July 18, 2018 09:11 IST

In its sheer audacity, the initiative with Russia has the potential to transform world politics in the same way as Nixon's 1972 visit to China did, argues says Colonel Anil A Athale (retd).

IMAGE: United States President Donald J Trump and Russian President Vladmir Putin at the media conference following their meeting in Helsinki, July 16, 2018. Photograph: Grigory Dukor/Reuters

After an unorthodox initiative with North Korea, Donald Trump has bowled another googly with his outreach to Russia's Vladimir Putin.

His Russian outreach is a logical step in the American policy of rebalancing to the East.

In the cacophony of criticism in the American media, his larger message has been lost.

The message is basically to Europe, that the US as a global power views Russia as a potential ally in facing the challenge of Islamist terror and the rise of China.

In its sheer audacity, the initiative with Russia has the potential to transform world politics in the same way as then US president Richard M Nixon's February 1972 visit to China and the Shanghai Declaration changed world dynamics.

 

Objectively speaking, Western criticism of Russia's annexation of Crimea does not ring fair.

Crimea was always a part of Russia and was administratively tagged onto Ukraine since Ukraine itself was part of Russia.

But such was the momentum of history that even the US tagged along with Europe in opposing the Russian action in Crimea.

The memories of Cold War rivalry with the erstwhile Soviet Union played a major part in anti-Russian attitudes in the US.

The Russia-Ukraine fight goes back nearly a century. In 1917, when the Bolshevik revolution took place in Russia, Ukraine sided with the Western powers and took part in the Russian civil war.

Even during World War II, a Ukrainian unit fought on the side of the Germans. Western intelligence agencies have been active for over a century in exploiting the Ukraine-Russia rivalry.

It is indeed a bit rich for Western countries to blame Russia solely for the violence in Ukraine.

NATO's aggressive eastwards expansion encroached on the Russian sphere of influence and it was to be expected that Russia would react.

But Western monopoly of the media discourse has been masking this reality.

Records held in a dataset
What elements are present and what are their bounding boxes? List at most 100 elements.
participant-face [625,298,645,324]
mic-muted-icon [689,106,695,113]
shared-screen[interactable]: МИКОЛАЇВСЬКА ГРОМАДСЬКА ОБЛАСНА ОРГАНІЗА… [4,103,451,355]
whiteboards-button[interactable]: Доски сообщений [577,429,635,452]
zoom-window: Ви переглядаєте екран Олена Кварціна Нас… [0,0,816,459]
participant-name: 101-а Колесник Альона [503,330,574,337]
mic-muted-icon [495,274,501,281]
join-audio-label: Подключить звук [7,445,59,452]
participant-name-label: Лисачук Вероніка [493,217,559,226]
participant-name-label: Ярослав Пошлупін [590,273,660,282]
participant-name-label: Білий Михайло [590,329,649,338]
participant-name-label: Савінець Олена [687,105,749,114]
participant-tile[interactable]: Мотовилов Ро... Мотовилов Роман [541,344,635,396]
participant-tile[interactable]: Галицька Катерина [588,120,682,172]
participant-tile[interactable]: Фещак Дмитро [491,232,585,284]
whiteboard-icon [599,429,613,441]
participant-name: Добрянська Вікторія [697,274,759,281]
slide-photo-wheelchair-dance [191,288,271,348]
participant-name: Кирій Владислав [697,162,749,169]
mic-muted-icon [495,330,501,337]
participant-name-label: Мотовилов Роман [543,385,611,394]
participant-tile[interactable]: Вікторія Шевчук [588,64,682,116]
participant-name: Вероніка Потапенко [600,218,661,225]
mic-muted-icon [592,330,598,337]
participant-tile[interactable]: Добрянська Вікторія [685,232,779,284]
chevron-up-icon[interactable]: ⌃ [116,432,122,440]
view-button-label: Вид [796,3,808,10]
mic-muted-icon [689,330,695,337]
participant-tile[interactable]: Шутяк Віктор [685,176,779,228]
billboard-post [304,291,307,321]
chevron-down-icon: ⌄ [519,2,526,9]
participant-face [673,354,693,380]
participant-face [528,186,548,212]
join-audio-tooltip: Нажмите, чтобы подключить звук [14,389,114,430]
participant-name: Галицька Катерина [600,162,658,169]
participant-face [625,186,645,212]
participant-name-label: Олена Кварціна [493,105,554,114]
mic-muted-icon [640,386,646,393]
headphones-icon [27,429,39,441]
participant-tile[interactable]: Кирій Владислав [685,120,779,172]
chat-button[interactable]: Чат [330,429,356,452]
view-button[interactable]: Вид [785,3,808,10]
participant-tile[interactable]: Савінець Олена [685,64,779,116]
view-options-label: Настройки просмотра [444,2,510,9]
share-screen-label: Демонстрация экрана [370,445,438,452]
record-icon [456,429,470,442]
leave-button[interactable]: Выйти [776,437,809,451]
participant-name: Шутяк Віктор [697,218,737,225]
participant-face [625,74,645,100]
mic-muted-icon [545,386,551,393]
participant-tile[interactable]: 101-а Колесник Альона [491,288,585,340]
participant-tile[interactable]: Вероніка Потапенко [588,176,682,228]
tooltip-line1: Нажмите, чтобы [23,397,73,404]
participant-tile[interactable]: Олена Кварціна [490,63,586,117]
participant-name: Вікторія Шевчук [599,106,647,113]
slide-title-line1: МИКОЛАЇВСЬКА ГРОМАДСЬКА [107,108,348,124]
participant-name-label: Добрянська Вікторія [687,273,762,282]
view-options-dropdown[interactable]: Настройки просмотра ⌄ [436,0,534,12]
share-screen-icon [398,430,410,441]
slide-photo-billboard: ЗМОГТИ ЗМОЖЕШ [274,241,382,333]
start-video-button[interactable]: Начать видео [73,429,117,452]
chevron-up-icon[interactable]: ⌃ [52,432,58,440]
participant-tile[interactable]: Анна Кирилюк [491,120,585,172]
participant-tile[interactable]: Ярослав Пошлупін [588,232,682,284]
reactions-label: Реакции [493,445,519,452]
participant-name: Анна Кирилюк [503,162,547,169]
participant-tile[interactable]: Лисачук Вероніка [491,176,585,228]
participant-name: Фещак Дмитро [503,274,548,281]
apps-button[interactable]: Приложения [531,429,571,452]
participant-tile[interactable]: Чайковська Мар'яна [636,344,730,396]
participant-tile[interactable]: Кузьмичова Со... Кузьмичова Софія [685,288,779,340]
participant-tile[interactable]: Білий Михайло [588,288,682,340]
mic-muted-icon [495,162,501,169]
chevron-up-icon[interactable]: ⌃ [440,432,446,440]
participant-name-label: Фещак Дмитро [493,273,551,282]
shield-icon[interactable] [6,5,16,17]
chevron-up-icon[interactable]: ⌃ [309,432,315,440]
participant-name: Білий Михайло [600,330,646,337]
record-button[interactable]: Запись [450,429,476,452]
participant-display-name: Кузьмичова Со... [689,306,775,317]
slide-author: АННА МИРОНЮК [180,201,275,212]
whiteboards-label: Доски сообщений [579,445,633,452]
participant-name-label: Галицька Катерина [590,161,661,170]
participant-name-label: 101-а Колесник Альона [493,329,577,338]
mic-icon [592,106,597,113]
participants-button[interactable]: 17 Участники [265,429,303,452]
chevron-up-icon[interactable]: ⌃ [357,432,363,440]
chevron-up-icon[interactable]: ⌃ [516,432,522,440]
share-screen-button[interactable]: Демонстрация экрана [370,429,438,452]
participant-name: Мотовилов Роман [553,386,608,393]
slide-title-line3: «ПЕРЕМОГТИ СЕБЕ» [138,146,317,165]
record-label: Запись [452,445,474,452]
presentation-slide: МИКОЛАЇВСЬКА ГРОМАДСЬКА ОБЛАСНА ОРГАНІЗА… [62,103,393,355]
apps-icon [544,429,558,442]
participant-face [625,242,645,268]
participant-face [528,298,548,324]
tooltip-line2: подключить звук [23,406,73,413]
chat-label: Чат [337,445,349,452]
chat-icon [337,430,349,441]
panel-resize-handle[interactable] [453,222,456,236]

▶ [What to produce]:
Set down, word for word, the part of the commentary on Trump's outreach to Russia starting with "After an unorthodox" and going on through "to the East.".

▶ [Written response]:
After an unorthodox initiative with North Korea, Donald Trump has bowled another googly with his outreach to Russia's Vladimir Putin.

His Russian outreach is a logical step in the American policy of rebalancing to the East.